**Short problem**
In full and without alteration, repeat the material.

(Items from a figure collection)

** begin **

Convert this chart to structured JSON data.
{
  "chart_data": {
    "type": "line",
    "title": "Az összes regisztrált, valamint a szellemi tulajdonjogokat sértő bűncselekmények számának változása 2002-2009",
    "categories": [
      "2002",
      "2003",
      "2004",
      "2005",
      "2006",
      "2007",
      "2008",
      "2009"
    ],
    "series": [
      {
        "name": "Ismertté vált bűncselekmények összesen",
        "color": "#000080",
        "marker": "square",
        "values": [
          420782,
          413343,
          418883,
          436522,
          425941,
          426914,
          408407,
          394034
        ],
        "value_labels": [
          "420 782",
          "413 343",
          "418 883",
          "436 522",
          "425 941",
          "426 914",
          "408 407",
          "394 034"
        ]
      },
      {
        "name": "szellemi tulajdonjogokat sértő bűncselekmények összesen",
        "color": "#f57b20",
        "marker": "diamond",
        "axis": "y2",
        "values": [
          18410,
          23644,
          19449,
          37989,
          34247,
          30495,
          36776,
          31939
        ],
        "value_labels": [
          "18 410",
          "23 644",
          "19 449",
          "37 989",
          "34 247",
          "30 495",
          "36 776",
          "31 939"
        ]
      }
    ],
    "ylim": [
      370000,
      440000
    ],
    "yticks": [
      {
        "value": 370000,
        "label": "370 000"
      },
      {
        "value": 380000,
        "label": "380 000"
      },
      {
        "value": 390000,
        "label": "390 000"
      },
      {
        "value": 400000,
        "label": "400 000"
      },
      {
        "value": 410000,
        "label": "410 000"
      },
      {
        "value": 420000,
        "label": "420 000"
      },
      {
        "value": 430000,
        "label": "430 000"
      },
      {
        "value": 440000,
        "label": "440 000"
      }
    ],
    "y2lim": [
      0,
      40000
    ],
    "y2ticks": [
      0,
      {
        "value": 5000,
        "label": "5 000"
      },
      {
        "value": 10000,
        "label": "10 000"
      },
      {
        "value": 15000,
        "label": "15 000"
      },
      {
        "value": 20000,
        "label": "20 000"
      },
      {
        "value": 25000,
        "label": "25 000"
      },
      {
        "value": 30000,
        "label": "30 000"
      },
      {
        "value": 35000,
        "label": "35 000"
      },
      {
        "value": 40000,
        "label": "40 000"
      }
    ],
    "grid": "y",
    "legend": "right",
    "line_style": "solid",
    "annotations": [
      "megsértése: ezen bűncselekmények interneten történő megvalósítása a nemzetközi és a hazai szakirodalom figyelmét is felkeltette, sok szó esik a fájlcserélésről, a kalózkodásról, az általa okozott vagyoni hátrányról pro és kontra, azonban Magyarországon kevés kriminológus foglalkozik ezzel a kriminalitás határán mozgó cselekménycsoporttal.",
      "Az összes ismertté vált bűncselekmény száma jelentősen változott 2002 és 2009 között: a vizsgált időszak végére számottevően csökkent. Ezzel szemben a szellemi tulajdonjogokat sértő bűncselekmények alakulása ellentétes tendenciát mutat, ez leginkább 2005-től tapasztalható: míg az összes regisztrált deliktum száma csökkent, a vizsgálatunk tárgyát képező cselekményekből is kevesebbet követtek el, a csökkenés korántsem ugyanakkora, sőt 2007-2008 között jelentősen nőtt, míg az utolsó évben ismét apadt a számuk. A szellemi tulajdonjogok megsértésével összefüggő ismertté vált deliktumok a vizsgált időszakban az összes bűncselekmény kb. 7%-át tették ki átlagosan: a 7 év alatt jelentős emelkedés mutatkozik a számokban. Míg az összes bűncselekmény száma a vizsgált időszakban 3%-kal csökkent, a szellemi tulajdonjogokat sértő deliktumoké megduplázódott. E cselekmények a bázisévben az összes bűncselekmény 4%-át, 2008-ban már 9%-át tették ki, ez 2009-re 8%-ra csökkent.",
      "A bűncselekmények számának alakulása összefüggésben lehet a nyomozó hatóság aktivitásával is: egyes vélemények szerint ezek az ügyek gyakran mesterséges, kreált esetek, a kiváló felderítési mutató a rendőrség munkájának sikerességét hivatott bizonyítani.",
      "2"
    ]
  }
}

** end **

**The result**
Convert this chart to structured JSON data.
{
  "chart_data": {
    "type": "line",
    "title": "Az összes regisztrált, valamint a szellemi tulajdonjogokat sértő bűncselekmények számának változása 2002-2009",
    "categories": [
      "2002",
      "2003",
      "2004",
      "2005",
      "2006",
      "2007",
      "2008",
      "2009"
    ],
    "series": [
      {
        "name": "Ismertté vált bűncselekmények összesen",
        "color": "#000080",
        "marker": "square",
        "values": [
          420782,
          413343,
          418883,
          436522,
          425941,
          426914,
          408407,
          394034
        ],
        "value_labels": [
          "420 782",
          "413 343",
          "418 883",
          "436 522",
          "425 941",
          "426 914",
          "408 407",
          "394 034"
        ]
      },
      {
        "name": "szellemi tulajdonjogokat sértő bűncselekmények összesen",
        "color": "#f57b20",
        "marker": "diamond",
        "axis": "y2",
        "values": [
          18410,
          23644,
          19449,
          37989,
          34247,
          30495,
          36776,
          31939
        ],
        "value_labels": [
          "18 410",
          "23 644",
          "19 449",
          "37 989",
          "34 247",
          "30 495",
          "36 776",
          "31 939"
        ]
      }
    ],
    "ylim": [
      370000,
      440000
    ],
    "yticks": [
      {
        "value": 370000,
        "label": "370 000"
      },
      {
        "value": 380000,
        "label": "380 000"
      },
      {
        "value": 390000,
        "label": "390 000"
      },
      {
        "value": 400000,
        "label": "400 000"
      },
      {
        "value": 410000,
        "label": "410 000"
      },
      {
        "value": 420000,
        "label": "420 000"
      },
      {
        "value": 430000,
        "label": "430 000"
      },
      {
        "value": 440000,
        "label": "440 000"
      }
    ],
    "y2lim": [
      0,
      40000
    ],
    "y2ticks": [
      0,
      {
        "value": 5000,
        "label": "5 000"
      },
      {
        "value": 10000,
        "label": "10 000"
      },
      {
        "value": 15000,
        "label": "15 000"
      },
      {
        "value": 20000,
        "label": "20 000"
      },
      {
        "value": 25000,
        "label": "25 000"
      },
      {
        "value": 30000,
        "label": "30 000"
      },
      {
        "value": 35000,
        "label": "35 000"
      },
      {
        "value": 40000,
        "label": "40 000"
      }
    ],
    "grid": "y",
    "legend": "right",
    "line_style": "solid",
    "annotations": [
      "megsértése: ezen bűncselekmények interneten történő megvalósítása a nemzetközi és a hazai szakirodalom figyelmét is felkeltette, sok szó esik a fájlcserélésről, a kalózkodásról, az általa okozott vagyoni hátrányról pro és kontra, azonban Magyarországon kevés kriminológus foglalkozik ezzel a kriminalitás határán mozgó cselekménycsoporttal.",
      "Az összes ismertté vált bűncselekmény száma jelentősen változott 2002 és 2009 között: a vizsgált időszak végére számottevően csökkent. Ezzel szemben a szellemi tulajdonjogokat sértő bűncselekmények alakulása ellentétes tendenciát mutat, ez leginkább 2005-től tapasztalható: míg az összes regisztrált deliktum száma csökkent, a vizsgálatunk tárgyát képező cselekményekből is kevesebbet követtek el, a csökkenés korántsem ugyanakkora, sőt 2007-2008 között jelentősen nőtt, míg az utolsó évben ismét apadt a számuk. A szellemi tulajdonjogok megsértésével összefüggő ismertté vált deliktumok a vizsgált időszakban az összes bűncselekmény kb. 7%-át tették ki átlagosan: a 7 év alatt jelentős emelkedés mutatkozik a számokban. Míg az összes bűncselekmény száma a vizsgált időszakban 3%-kal csökkent, a szellemi tulajdonjogokat sértő deliktumoké megduplázódott. E cselekmények a bázisévben az összes bűncselekmény 4%-át, 2008-ban már 9%-át tették ki, ez 2009-re 8%-ra csökkent.",
      "A bűncselekmények számának alakulása összefüggésben lehet a nyomozó hatóság aktivitásával is: egyes vélemények szerint ezek az ügyek gyakran mesterséges, kreált esetek, a kiváló felderítési mutató a rendőrség munkájának sikerességét hivatott bizonyítani.",
      "2"
    ]
  }
}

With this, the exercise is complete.